-- Start of GIVEN RECORDS --

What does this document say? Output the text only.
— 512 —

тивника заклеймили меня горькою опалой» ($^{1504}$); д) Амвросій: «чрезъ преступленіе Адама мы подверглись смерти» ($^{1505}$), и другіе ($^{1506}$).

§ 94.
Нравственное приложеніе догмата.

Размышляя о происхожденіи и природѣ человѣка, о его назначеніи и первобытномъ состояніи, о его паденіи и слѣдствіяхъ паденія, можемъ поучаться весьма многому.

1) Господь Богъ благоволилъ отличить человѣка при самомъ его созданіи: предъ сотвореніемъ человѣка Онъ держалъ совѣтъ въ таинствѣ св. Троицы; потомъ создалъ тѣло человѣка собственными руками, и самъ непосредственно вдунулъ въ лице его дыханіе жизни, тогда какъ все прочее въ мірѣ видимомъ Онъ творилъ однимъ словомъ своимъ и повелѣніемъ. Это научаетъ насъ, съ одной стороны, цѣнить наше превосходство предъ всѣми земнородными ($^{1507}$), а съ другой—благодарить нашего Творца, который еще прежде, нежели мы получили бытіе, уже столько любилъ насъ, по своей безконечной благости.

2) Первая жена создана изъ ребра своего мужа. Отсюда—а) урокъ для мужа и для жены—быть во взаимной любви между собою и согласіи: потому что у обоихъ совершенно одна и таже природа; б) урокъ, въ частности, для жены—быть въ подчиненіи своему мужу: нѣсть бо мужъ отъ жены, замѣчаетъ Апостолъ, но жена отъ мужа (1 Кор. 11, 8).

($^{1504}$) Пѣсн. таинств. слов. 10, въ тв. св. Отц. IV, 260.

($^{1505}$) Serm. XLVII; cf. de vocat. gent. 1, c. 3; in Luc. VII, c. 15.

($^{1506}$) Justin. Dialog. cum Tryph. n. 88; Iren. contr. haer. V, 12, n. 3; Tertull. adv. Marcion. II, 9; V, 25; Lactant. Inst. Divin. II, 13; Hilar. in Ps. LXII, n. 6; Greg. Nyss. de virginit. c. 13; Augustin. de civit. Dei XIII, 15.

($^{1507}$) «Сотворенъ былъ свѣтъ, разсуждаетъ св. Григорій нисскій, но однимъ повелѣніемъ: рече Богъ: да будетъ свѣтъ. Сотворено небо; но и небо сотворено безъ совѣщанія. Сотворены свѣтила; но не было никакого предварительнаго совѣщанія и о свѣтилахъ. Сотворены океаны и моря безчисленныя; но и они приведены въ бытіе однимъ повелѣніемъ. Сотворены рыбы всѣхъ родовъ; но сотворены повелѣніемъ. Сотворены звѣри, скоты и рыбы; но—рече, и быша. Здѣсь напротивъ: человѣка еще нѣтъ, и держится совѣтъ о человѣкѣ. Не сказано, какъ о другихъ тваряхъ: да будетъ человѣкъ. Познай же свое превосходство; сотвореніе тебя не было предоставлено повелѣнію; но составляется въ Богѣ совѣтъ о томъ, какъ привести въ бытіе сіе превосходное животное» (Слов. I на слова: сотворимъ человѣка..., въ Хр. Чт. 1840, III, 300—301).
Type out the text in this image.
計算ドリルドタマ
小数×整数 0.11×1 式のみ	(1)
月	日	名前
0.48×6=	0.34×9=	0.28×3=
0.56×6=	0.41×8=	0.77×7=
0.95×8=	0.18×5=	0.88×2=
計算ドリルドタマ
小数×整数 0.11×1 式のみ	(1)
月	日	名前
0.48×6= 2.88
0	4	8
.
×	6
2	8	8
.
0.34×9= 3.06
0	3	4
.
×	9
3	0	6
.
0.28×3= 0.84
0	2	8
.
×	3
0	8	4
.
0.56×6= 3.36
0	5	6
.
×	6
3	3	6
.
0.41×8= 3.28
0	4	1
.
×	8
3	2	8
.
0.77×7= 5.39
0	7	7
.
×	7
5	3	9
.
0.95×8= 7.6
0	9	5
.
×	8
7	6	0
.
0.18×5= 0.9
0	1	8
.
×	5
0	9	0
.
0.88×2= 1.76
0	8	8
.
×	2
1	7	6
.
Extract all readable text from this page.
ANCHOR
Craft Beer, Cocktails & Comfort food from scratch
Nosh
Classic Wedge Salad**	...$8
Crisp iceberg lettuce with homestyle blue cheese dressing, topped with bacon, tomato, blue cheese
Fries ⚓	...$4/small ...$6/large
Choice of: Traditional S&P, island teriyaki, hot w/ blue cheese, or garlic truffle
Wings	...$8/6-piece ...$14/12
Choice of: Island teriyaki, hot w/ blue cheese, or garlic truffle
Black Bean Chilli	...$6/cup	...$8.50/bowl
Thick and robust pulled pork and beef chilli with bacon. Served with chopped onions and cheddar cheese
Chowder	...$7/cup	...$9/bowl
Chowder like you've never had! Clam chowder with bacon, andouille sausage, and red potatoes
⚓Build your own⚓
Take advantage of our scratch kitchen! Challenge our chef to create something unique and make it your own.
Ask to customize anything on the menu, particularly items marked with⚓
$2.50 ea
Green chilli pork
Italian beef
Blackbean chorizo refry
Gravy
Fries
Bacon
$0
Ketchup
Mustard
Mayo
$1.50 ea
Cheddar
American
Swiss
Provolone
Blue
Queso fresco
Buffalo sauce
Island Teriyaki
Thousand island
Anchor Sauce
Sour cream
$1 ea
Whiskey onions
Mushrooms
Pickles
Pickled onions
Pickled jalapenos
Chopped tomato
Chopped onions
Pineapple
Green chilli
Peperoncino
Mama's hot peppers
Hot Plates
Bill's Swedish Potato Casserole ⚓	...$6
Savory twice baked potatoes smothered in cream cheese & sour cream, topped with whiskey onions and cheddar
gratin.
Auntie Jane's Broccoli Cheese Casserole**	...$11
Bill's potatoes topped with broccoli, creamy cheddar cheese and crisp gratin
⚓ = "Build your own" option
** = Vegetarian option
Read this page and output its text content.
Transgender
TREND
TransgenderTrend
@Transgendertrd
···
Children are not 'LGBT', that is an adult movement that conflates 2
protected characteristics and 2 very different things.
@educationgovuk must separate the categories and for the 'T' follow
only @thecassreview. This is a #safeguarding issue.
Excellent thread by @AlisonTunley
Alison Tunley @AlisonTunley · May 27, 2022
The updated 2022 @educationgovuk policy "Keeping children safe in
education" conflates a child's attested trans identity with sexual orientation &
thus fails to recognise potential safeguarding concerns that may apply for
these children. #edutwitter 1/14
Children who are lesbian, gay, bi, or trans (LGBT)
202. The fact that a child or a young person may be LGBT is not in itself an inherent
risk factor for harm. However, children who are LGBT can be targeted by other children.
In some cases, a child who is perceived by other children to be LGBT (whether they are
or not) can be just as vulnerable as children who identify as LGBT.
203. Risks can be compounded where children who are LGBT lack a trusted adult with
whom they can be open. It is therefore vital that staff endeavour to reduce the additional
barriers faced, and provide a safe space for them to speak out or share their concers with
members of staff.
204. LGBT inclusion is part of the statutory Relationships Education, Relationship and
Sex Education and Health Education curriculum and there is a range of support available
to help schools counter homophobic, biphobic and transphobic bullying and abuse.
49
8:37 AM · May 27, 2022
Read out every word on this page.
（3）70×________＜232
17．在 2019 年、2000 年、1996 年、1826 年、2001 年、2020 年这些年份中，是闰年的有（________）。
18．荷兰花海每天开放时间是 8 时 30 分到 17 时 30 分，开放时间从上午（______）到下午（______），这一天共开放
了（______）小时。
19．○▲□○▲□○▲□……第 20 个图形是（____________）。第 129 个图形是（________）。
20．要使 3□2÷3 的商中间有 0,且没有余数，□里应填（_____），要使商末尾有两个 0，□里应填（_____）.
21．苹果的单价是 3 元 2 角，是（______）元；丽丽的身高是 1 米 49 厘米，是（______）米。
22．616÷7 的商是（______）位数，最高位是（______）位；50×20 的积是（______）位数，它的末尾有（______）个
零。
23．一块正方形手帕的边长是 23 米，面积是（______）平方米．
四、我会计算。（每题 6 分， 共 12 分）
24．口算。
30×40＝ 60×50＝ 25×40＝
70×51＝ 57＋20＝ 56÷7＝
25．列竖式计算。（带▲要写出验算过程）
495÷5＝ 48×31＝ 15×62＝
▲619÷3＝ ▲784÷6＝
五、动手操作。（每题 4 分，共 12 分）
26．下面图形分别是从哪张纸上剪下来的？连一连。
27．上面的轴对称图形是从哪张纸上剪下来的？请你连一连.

-- End of GIVEN RECORDS --

▶ EXERCISE DIRECTIONS
Using the material above, copy every line in which the string "from" occurs.

▶ EXERCISE SOLUTION
Extract all readable text from this page.
Craft Beer, Cocktails & Comfort food from scratch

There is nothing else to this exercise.